=== Supplied material ===

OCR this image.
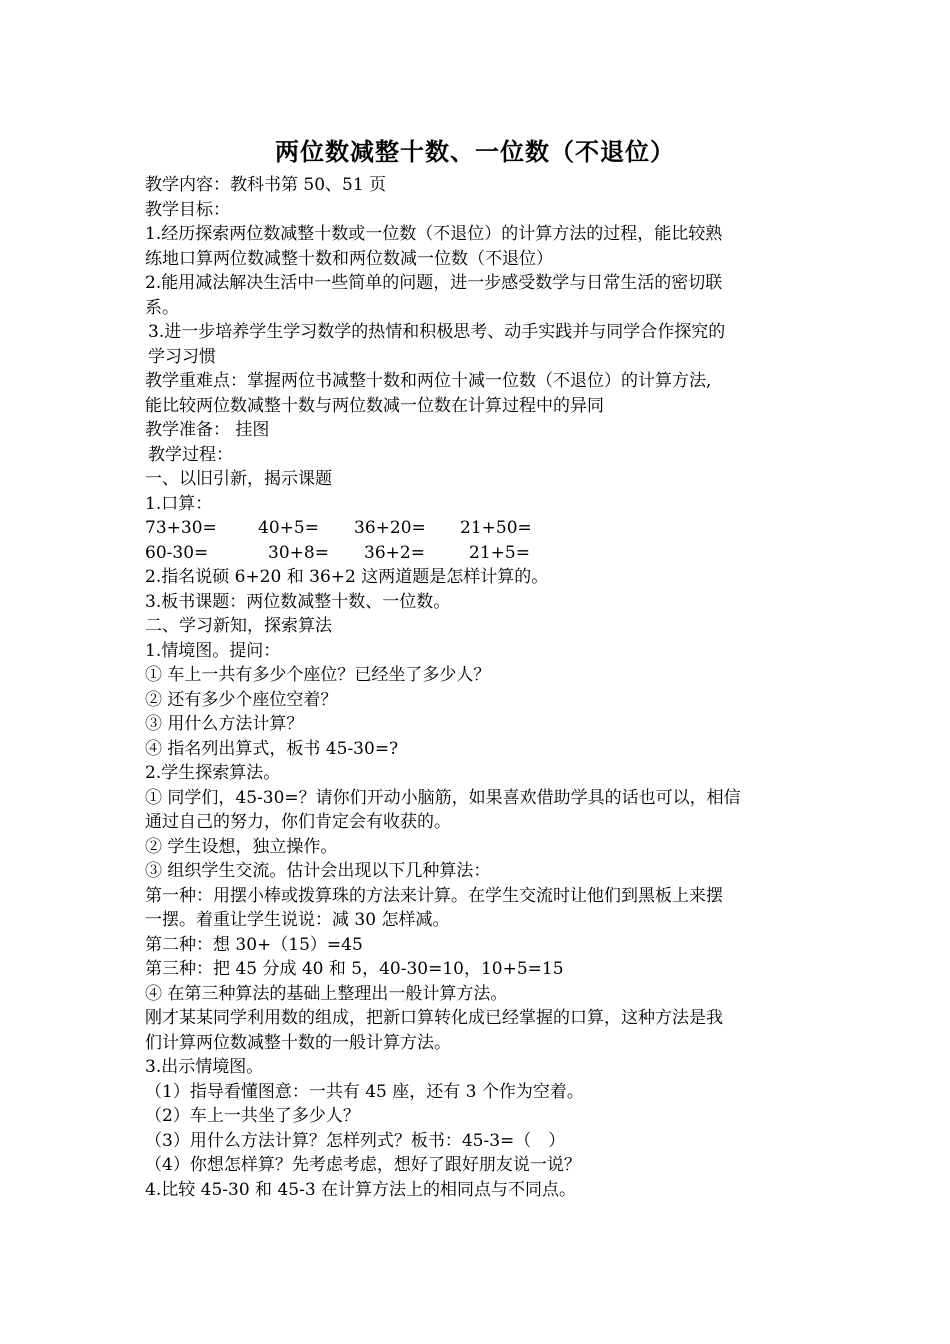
两位数减整十数、一位数（不退位）
教学内容：教科书第 50、51 页
教学目标：
1.经历探索两位数减整十数或一位数（不退位）的计算方法的过程，能比较熟
练地口算两位数减整十数和两位数减一位数（不退位）
2.能用减法解决生活中一些简单的问题，进一步感受数学与日常生活的密切联
系。
3.进一步培养学生学习数学的热情和积极思考、动手实践并与同学合作探究的
学习习惯
教学重难点：掌握两位书减整十数和两位十减一位数（不退位）的计算方法,
能比较两位数减整十数与两位数减一位数在计算过程中的异同
教学准备： 挂图
教学过程：
一、以旧引新，揭示课题
1.口算：
73+30= 40+5= 36+20= 21+50=
60-30=	30+8= 36+2=	21+5=
2.指名说硕 6+20 和 36+2 这两道题是怎样计算的。
3.板书课题：两位数减整十数、一位数。
二、学习新知，探索算法
1.情境图。提问：
① 车上一共有多少个座位？已经坐了多少人？
② 还有多少个座位空着？
③ 用什么方法计算？
④ 指名列出算式，板书 45-30=?
2.学生探索算法。
① 同学们，45-30=？请你们开动小脑筋，如果喜欢借助学具的话也可以，相信
通过自己的努力，你们肯定会有收获的。
② 学生设想，独立操作。
③ 组织学生交流。估计会出现以下几种算法：
第一种：用摆小棒或拨算珠的方法来计算。在学生交流时让他们到黑板上来摆
一摆。着重让学生说说：减 30 怎样减。
第二种：想 30+（15）=45
第三种：把 45 分成 40 和 5，40-30=10，10+5=15
④ 在第三种算法的基础上整理出一般计算方法。
刚才某某同学利用数的组成，把新口算转化成已经掌握的口算，这种方法是我
们计算两位数减整十数的一般计算方法。
3.出示情境图。
（1）指导看懂图意：一共有 45 座，还有 3 个作为空着。
（2）车上一共坐了多少人？
（3）用什么方法计算？怎样列式？板书：45-3=（　）
（4）你想怎样算？先考虑考虑，想好了跟好朋友说一说？
4.比较 45-30 和 45-3 在计算方法上的相同点与不同点。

===

The problem: Transcribe all of the material exactly, leaving out whatever pictures it contains.

Complete answer:
OCR this image.
两位数减整十数、一位数（不退位）
教学内容：教科书第 50、51 页
教学目标：
1.经历探索两位数减整十数或一位数（不退位）的计算方法的过程，能比较熟
练地口算两位数减整十数和两位数减一位数（不退位）
2.能用减法解决生活中一些简单的问题，进一步感受数学与日常生活的密切联
系。
3.进一步培养学生学习数学的热情和积极思考、动手实践并与同学合作探究的
学习习惯
教学重难点：掌握两位书减整十数和两位十减一位数（不退位）的计算方法,
能比较两位数减整十数与两位数减一位数在计算过程中的异同
教学准备： 挂图
教学过程：
一、以旧引新，揭示课题
1.口算：
73+30= 40+5= 36+20= 21+50=
60-30=	30+8= 36+2=	21+5=
2.指名说硕 6+20 和 36+2 这两道题是怎样计算的。
3.板书课题：两位数减整十数、一位数。
二、学习新知，探索算法
1.情境图。提问：
① 车上一共有多少个座位？已经坐了多少人？
② 还有多少个座位空着？
③ 用什么方法计算？
④ 指名列出算式，板书 45-30=?
2.学生探索算法。
① 同学们，45-30=？请你们开动小脑筋，如果喜欢借助学具的话也可以，相信
通过自己的努力，你们肯定会有收获的。
② 学生设想，独立操作。
③ 组织学生交流。估计会出现以下几种算法：
第一种：用摆小棒或拨算珠的方法来计算。在学生交流时让他们到黑板上来摆
一摆。着重让学生说说：减 30 怎样减。
第二种：想 30+（15）=45
第三种：把 45 分成 40 和 5，40-30=10，10+5=15
④ 在第三种算法的基础上整理出一般计算方法。
刚才某某同学利用数的组成，把新口算转化成已经掌握的口算，这种方法是我
们计算两位数减整十数的一般计算方法。
3.出示情境图。
（1）指导看懂图意：一共有 45 座，还有 3 个作为空着。
（2）车上一共坐了多少人？
（3）用什么方法计算？怎样列式？板书：45-3=（　）
（4）你想怎样算？先考虑考虑，想好了跟好朋友说一说？
4.比较 45-30 和 45-3 在计算方法上的相同点与不同点。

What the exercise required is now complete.